**What the task asks**
Find each line holding the word "local" and give the number of such lines, nothing else.

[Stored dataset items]
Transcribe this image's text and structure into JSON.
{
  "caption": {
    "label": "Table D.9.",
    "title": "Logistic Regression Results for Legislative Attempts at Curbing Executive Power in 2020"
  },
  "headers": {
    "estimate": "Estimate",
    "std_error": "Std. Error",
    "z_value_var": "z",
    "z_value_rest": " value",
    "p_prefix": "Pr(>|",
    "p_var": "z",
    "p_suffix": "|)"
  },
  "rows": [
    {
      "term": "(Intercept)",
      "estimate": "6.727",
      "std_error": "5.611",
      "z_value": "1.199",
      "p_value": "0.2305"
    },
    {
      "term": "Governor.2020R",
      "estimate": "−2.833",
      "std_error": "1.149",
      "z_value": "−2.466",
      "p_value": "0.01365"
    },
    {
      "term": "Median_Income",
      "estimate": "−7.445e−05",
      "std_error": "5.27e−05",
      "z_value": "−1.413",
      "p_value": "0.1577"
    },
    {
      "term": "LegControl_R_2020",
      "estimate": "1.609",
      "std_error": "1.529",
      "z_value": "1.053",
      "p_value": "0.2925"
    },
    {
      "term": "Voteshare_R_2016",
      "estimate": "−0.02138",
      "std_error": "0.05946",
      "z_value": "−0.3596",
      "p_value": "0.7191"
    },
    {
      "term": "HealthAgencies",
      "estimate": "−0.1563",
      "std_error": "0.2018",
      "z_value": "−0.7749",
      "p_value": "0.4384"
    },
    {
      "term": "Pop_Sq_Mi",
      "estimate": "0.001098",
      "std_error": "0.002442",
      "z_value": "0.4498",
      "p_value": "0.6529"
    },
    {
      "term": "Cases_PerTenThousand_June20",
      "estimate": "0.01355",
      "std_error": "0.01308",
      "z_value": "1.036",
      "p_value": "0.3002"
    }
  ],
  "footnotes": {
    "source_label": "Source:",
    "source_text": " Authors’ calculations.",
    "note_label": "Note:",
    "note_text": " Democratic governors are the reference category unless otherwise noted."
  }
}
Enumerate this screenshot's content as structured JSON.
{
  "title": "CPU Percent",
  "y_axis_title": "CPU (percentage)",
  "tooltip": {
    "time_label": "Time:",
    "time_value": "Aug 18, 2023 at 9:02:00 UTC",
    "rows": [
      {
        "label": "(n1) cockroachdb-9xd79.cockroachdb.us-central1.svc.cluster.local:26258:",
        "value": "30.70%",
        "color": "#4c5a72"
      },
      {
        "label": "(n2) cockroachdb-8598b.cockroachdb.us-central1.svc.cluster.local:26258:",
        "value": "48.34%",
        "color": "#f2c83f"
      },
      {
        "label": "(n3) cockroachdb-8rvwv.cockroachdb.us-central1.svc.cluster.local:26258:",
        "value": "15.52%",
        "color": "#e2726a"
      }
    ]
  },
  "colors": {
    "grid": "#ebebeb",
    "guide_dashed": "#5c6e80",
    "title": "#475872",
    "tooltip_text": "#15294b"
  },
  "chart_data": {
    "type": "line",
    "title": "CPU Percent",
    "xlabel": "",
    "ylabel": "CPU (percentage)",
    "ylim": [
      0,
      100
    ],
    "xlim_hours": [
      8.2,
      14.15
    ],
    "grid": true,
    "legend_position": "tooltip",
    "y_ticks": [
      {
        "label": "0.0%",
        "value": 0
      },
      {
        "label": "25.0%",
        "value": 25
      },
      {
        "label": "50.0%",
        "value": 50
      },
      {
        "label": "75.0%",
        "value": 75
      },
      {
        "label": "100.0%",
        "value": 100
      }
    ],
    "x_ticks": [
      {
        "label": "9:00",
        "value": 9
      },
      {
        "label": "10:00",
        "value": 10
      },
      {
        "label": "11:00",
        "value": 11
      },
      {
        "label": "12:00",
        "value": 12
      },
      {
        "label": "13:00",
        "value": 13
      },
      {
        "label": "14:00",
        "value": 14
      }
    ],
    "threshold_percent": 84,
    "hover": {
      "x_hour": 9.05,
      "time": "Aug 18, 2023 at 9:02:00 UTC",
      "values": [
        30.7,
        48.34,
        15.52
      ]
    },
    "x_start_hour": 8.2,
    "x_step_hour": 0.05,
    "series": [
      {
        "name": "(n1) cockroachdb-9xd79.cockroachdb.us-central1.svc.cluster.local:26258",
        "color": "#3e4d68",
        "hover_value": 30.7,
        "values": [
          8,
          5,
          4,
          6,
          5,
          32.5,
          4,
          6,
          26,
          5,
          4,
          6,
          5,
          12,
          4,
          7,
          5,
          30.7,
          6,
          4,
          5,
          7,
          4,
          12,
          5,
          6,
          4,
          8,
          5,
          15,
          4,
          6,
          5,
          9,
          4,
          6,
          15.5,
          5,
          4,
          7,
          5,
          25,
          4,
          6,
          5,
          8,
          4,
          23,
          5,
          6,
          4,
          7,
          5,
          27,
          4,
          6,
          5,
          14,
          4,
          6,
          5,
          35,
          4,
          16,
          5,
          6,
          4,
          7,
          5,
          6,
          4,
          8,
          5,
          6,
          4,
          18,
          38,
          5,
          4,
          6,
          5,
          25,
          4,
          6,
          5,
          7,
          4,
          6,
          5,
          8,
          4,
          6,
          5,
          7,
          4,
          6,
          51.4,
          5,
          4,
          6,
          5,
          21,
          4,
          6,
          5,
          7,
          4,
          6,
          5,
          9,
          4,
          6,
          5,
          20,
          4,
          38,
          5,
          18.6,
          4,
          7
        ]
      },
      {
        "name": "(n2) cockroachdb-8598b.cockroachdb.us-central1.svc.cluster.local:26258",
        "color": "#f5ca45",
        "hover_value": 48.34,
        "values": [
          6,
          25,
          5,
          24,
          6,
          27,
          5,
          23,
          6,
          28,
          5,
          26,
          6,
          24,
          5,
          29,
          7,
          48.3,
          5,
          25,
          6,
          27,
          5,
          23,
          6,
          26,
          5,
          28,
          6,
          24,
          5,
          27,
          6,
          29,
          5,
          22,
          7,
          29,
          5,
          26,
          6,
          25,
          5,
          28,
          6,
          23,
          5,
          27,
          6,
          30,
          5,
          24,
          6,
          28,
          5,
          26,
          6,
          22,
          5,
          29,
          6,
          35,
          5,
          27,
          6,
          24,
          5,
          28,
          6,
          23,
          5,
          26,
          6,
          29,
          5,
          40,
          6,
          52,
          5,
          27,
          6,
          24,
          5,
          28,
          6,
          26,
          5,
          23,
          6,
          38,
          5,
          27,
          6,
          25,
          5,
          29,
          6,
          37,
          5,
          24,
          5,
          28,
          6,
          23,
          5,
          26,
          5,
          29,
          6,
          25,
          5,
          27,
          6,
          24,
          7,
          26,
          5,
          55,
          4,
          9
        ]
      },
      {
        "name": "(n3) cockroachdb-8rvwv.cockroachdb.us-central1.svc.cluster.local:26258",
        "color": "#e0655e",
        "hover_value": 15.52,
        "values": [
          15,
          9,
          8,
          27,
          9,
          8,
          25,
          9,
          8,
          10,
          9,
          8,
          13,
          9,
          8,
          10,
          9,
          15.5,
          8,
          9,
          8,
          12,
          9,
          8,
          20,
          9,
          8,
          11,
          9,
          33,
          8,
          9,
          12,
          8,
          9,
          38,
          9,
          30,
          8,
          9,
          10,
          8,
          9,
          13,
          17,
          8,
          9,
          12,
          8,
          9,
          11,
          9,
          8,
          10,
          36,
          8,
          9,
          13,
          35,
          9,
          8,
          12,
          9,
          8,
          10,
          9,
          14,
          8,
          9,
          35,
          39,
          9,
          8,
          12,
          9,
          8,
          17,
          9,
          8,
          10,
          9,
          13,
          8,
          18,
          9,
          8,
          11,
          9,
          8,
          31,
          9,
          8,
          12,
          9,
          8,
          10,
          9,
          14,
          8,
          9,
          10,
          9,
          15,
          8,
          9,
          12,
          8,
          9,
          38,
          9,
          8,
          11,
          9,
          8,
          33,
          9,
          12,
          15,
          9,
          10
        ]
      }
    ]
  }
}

**Exercise response**
6